>> start Given entries

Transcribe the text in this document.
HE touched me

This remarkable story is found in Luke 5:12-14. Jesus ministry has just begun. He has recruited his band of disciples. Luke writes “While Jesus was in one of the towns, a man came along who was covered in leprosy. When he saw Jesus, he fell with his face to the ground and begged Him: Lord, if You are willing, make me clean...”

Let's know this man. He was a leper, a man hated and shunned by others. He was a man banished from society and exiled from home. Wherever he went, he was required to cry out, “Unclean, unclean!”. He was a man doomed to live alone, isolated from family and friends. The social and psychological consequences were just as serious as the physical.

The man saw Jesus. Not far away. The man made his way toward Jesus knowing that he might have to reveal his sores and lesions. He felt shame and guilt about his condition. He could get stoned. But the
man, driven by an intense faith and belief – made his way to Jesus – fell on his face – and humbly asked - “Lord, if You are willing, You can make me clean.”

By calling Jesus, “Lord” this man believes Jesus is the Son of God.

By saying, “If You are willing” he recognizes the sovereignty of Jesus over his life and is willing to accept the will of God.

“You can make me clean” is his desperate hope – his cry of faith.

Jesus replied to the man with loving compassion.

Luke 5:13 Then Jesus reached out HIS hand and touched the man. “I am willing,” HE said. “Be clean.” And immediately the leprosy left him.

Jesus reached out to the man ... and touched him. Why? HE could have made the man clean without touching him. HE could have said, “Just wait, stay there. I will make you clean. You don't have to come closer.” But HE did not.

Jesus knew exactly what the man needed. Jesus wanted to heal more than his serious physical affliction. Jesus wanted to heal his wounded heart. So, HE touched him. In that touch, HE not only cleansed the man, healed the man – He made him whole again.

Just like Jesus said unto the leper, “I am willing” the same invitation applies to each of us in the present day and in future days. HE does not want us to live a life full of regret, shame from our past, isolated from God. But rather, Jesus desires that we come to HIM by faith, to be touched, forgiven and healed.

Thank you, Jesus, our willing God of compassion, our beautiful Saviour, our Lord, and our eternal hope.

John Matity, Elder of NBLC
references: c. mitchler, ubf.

>> end Given entries

*What is required:*
Write out the data exactly as it stands.

*Complete response:*
Transcribe the text in this document.
HE touched me

This remarkable story is found in Luke 5:12-14. Jesus ministry has just begun. He has recruited his band of disciples. Luke writes “While Jesus was in one of the towns, a man came along who was covered in leprosy. When he saw Jesus, he fell with his face to the ground and begged Him: Lord, if You are willing, make me clean...”

Let's know this man. He was a leper, a man hated and shunned by others. He was a man banished from society and exiled from home. Wherever he went, he was required to cry out, “Unclean, unclean!”. He was a man doomed to live alone, isolated from family and friends. The social and psychological consequences were just as serious as the physical.

The man saw Jesus. Not far away. The man made his way toward Jesus knowing that he might have to reveal his sores and lesions. He felt shame and guilt about his condition. He could get stoned. But the
man, driven by an intense faith and belief – made his way to Jesus – fell on his face – and humbly asked - “Lord, if You are willing, You can make me clean.”

By calling Jesus, “Lord” this man believes Jesus is the Son of God.

By saying, “If You are willing” he recognizes the sovereignty of Jesus over his life and is willing to accept the will of God.

“You can make me clean” is his desperate hope – his cry of faith.

Jesus replied to the man with loving compassion.

Luke 5:13 Then Jesus reached out HIS hand and touched the man. “I am willing,” HE said. “Be clean.” And immediately the leprosy left him.

Jesus reached out to the man ... and touched him. Why? HE could have made the man clean without touching him. HE could have said, “Just wait, stay there. I will make you clean. You don't have to come closer.” But HE did not.

Jesus knew exactly what the man needed. Jesus wanted to heal more than his serious physical affliction. Jesus wanted to heal his wounded heart. So, HE touched him. In that touch, HE not only cleansed the man, healed the man – He made him whole again.

Just like Jesus said unto the leper, “I am willing” the same invitation applies to each of us in the present day and in future days. HE does not want us to live a life full of regret, shame from our past, isolated from God. But rather, Jesus desires that we come to HIM by faith, to be touched, forgiven and healed.

Thank you, Jesus, our willing God of compassion, our beautiful Saviour, our Lord, and our eternal hope.

John Matity, Elder of NBLC
references: c. mitchler, ubf.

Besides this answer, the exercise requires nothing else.